* [TASK TO COMPLETE]: Can you quote the records below in full, word for word?

[Saved entries]
'''
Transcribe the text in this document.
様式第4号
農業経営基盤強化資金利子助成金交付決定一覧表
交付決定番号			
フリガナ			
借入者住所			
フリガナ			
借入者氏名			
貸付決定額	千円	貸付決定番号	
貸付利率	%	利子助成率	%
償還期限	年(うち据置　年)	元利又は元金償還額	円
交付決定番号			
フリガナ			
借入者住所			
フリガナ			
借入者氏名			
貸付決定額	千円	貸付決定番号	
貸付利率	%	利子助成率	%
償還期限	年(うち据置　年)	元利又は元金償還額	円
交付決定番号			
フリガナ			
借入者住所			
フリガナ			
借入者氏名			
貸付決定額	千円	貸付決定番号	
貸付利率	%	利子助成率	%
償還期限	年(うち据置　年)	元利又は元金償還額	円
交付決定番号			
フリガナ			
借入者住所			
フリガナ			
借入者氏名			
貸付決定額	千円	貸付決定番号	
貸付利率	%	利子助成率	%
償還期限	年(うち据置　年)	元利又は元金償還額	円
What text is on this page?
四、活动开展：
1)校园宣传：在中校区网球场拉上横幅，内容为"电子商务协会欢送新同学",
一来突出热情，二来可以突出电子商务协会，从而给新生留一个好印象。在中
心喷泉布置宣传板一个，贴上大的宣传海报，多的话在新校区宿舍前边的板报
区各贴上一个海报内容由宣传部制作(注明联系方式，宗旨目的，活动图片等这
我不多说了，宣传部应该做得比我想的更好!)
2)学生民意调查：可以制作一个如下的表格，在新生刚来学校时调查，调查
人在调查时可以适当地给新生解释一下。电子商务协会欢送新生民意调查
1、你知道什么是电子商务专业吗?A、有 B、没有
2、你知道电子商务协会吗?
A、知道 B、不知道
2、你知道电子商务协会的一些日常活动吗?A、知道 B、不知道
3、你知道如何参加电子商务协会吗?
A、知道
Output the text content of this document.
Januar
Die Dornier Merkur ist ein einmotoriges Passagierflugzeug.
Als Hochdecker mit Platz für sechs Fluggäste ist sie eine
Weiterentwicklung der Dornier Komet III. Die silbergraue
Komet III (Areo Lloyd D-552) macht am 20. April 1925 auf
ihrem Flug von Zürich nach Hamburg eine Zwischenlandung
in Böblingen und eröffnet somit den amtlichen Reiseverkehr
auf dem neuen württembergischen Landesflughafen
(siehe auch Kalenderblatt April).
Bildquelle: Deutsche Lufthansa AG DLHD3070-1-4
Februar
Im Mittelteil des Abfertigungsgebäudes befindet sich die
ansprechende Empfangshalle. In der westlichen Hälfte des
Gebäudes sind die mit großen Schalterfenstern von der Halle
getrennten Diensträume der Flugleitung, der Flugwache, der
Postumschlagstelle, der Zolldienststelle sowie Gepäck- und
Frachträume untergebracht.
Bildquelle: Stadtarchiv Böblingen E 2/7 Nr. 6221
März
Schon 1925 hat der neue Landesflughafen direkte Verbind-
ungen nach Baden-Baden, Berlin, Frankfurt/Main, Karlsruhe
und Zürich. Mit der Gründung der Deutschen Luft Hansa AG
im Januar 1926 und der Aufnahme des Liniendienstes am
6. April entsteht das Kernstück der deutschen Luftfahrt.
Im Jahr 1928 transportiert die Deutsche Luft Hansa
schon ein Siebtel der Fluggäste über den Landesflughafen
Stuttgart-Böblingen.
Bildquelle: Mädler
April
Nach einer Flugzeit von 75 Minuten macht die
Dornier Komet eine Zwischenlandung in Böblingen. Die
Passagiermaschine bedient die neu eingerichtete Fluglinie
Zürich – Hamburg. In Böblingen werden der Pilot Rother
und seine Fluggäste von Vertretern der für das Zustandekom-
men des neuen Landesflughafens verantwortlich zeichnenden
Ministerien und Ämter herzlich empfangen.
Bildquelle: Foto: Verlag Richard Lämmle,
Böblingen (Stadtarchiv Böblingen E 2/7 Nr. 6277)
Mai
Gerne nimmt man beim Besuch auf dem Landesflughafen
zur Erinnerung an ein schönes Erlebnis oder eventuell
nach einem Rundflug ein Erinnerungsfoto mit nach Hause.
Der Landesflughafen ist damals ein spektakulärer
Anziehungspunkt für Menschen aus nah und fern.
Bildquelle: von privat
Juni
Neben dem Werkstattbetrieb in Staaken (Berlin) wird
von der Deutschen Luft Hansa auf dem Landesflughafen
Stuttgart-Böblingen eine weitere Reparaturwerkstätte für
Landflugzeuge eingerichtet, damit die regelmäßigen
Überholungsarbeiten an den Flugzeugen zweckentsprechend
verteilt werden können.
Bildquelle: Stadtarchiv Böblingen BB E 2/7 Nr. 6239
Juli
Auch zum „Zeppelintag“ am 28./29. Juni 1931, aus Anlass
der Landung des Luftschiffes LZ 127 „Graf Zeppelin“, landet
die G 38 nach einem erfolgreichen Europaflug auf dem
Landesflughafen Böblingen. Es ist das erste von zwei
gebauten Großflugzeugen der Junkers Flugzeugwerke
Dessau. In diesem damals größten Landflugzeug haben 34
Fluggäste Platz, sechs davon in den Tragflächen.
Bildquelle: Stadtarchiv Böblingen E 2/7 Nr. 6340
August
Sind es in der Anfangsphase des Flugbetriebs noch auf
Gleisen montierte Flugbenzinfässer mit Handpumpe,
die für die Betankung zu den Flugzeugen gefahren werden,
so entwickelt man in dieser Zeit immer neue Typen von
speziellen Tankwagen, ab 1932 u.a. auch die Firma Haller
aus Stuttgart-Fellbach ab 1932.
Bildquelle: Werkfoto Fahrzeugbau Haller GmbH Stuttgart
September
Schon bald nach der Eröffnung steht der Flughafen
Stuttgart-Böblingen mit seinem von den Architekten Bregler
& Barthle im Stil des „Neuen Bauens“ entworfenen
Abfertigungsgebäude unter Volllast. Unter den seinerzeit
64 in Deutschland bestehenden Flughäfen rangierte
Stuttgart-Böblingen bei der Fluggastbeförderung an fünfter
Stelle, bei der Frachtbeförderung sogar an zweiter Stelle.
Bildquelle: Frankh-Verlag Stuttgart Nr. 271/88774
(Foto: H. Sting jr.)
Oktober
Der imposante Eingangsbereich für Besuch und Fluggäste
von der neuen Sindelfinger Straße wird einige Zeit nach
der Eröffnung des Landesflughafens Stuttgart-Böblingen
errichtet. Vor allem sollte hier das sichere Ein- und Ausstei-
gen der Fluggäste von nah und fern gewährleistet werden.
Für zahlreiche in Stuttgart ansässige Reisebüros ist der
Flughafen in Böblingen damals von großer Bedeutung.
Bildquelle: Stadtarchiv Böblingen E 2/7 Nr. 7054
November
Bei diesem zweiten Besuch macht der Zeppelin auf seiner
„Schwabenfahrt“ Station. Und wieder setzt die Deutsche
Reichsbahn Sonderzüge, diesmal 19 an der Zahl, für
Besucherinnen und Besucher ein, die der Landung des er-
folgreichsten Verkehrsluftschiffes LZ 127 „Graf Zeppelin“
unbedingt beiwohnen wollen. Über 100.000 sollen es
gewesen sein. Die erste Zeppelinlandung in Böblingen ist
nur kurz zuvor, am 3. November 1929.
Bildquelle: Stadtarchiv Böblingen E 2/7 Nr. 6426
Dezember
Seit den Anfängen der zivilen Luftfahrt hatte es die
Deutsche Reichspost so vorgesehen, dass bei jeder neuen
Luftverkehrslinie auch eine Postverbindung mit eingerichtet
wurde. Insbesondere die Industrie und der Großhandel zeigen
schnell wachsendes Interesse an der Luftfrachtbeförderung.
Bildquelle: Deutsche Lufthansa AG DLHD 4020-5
'''
* [WORKED ANSWER]:
Transcribe the text in this document.
様式第4号
農業経営基盤強化資金利子助成金交付決定一覧表
交付決定番号			
フリガナ			
借入者住所			
フリガナ			
借入者氏名			
貸付決定額	千円	貸付決定番号	
貸付利率	%	利子助成率	%
償還期限	年(うち据置　年)	元利又は元金償還額	円
交付決定番号			
フリガナ			
借入者住所			
フリガナ			
借入者氏名			
貸付決定額	千円	貸付決定番号	
貸付利率	%	利子助成率	%
償還期限	年(うち据置　年)	元利又は元金償還額	円
交付決定番号			
フリガナ			
借入者住所			
フリガナ			
借入者氏名			
貸付決定額	千円	貸付決定番号	
貸付利率	%	利子助成率	%
償還期限	年(うち据置　年)	元利又は元金償還額	円
交付決定番号			
フリガナ			
借入者住所			
フリガナ			
借入者氏名			
貸付決定額	千円	貸付決定番号	
貸付利率	%	利子助成率	%
償還期限	年(うち据置　年)	元利又は元金償還額	円
What text is on this page?
四、活动开展：
1)校园宣传：在中校区网球场拉上横幅，内容为"电子商务协会欢送新同学",
一来突出热情，二来可以突出电子商务协会，从而给新生留一个好印象。在中
心喷泉布置宣传板一个，贴上大的宣传海报，多的话在新校区宿舍前边的板报
区各贴上一个海报内容由宣传部制作(注明联系方式，宗旨目的，活动图片等这
我不多说了，宣传部应该做得比我想的更好!)
2)学生民意调查：可以制作一个如下的表格，在新生刚来学校时调查，调查
人在调查时可以适当地给新生解释一下。电子商务协会欢送新生民意调查
1、你知道什么是电子商务专业吗?A、有 B、没有
2、你知道电子商务协会吗?
A、知道 B、不知道
2、你知道电子商务协会的一些日常活动吗?A、知道 B、不知道
3、你知道如何参加电子商务协会吗?
A、知道
Output the text content of this document.
Januar
Die Dornier Merkur ist ein einmotoriges Passagierflugzeug.
Als Hochdecker mit Platz für sechs Fluggäste ist sie eine
Weiterentwicklung der Dornier Komet III. Die silbergraue
Komet III (Areo Lloyd D-552) macht am 20. April 1925 auf
ihrem Flug von Zürich nach Hamburg eine Zwischenlandung
in Böblingen und eröffnet somit den amtlichen Reiseverkehr
auf dem neuen württembergischen Landesflughafen
(siehe auch Kalenderblatt April).
Bildquelle: Deutsche Lufthansa AG DLHD3070-1-4
Februar
Im Mittelteil des Abfertigungsgebäudes befindet sich die
ansprechende Empfangshalle. In der westlichen Hälfte des
Gebäudes sind die mit großen Schalterfenstern von der Halle
getrennten Diensträume der Flugleitung, der Flugwache, der
Postumschlagstelle, der Zolldienststelle sowie Gepäck- und
Frachträume untergebracht.
Bildquelle: Stadtarchiv Böblingen E 2/7 Nr. 6221
März
Schon 1925 hat der neue Landesflughafen direkte Verbind-
ungen nach Baden-Baden, Berlin, Frankfurt/Main, Karlsruhe
und Zürich. Mit der Gründung der Deutschen Luft Hansa AG
im Januar 1926 und der Aufnahme des Liniendienstes am
6. April entsteht das Kernstück der deutschen Luftfahrt.
Im Jahr 1928 transportiert die Deutsche Luft Hansa
schon ein Siebtel der Fluggäste über den Landesflughafen
Stuttgart-Böblingen.
Bildquelle: Mädler
April
Nach einer Flugzeit von 75 Minuten macht die
Dornier Komet eine Zwischenlandung in Böblingen. Die
Passagiermaschine bedient die neu eingerichtete Fluglinie
Zürich – Hamburg. In Böblingen werden der Pilot Rother
und seine Fluggäste von Vertretern der für das Zustandekom-
men des neuen Landesflughafens verantwortlich zeichnenden
Ministerien und Ämter herzlich empfangen.
Bildquelle: Foto: Verlag Richard Lämmle,
Böblingen (Stadtarchiv Böblingen E 2/7 Nr. 6277)
Mai
Gerne nimmt man beim Besuch auf dem Landesflughafen
zur Erinnerung an ein schönes Erlebnis oder eventuell
nach einem Rundflug ein Erinnerungsfoto mit nach Hause.
Der Landesflughafen ist damals ein spektakulärer
Anziehungspunkt für Menschen aus nah und fern.
Bildquelle: von privat
Juni
Neben dem Werkstattbetrieb in Staaken (Berlin) wird
von der Deutschen Luft Hansa auf dem Landesflughafen
Stuttgart-Böblingen eine weitere Reparaturwerkstätte für
Landflugzeuge eingerichtet, damit die regelmäßigen
Überholungsarbeiten an den Flugzeugen zweckentsprechend
verteilt werden können.
Bildquelle: Stadtarchiv Böblingen BB E 2/7 Nr. 6239
Juli
Auch zum „Zeppelintag“ am 28./29. Juni 1931, aus Anlass
der Landung des Luftschiffes LZ 127 „Graf Zeppelin“, landet
die G 38 nach einem erfolgreichen Europaflug auf dem
Landesflughafen Böblingen. Es ist das erste von zwei
gebauten Großflugzeugen der Junkers Flugzeugwerke
Dessau. In diesem damals größten Landflugzeug haben 34
Fluggäste Platz, sechs davon in den Tragflächen.
Bildquelle: Stadtarchiv Böblingen E 2/7 Nr. 6340
August
Sind es in der Anfangsphase des Flugbetriebs noch auf
Gleisen montierte Flugbenzinfässer mit Handpumpe,
die für die Betankung zu den Flugzeugen gefahren werden,
so entwickelt man in dieser Zeit immer neue Typen von
speziellen Tankwagen, ab 1932 u.a. auch die Firma Haller
aus Stuttgart-Fellbach ab 1932.
Bildquelle: Werkfoto Fahrzeugbau Haller GmbH Stuttgart
September
Schon bald nach der Eröffnung steht der Flughafen
Stuttgart-Böblingen mit seinem von den Architekten Bregler
& Barthle im Stil des „Neuen Bauens“ entworfenen
Abfertigungsgebäude unter Volllast. Unter den seinerzeit
64 in Deutschland bestehenden Flughäfen rangierte
Stuttgart-Böblingen bei der Fluggastbeförderung an fünfter
Stelle, bei der Frachtbeförderung sogar an zweiter Stelle.
Bildquelle: Frankh-Verlag Stuttgart Nr. 271/88774
(Foto: H. Sting jr.)
Oktober
Der imposante Eingangsbereich für Besuch und Fluggäste
von der neuen Sindelfinger Straße wird einige Zeit nach
der Eröffnung des Landesflughafens Stuttgart-Böblingen
errichtet. Vor allem sollte hier das sichere Ein- und Ausstei-
gen der Fluggäste von nah und fern gewährleistet werden.
Für zahlreiche in Stuttgart ansässige Reisebüros ist der
Flughafen in Böblingen damals von großer Bedeutung.
Bildquelle: Stadtarchiv Böblingen E 2/7 Nr. 7054
November
Bei diesem zweiten Besuch macht der Zeppelin auf seiner
„Schwabenfahrt“ Station. Und wieder setzt die Deutsche
Reichsbahn Sonderzüge, diesmal 19 an der Zahl, für
Besucherinnen und Besucher ein, die der Landung des er-
folgreichsten Verkehrsluftschiffes LZ 127 „Graf Zeppelin“
unbedingt beiwohnen wollen. Über 100.000 sollen es
gewesen sein. Die erste Zeppelinlandung in Böblingen ist
nur kurz zuvor, am 3. November 1929.
Bildquelle: Stadtarchiv Böblingen E 2/7 Nr. 6426
Dezember
Seit den Anfängen der zivilen Luftfahrt hatte es die
Deutsche Reichspost so vorgesehen, dass bei jeder neuen
Luftverkehrslinie auch eine Postverbindung mit eingerichtet
wurde. Insbesondere die Industrie und der Großhandel zeigen
schnell wachsendes Interesse an der Luftfrachtbeförderung.
Bildquelle: Deutsche Lufthansa AG DLHD 4020-5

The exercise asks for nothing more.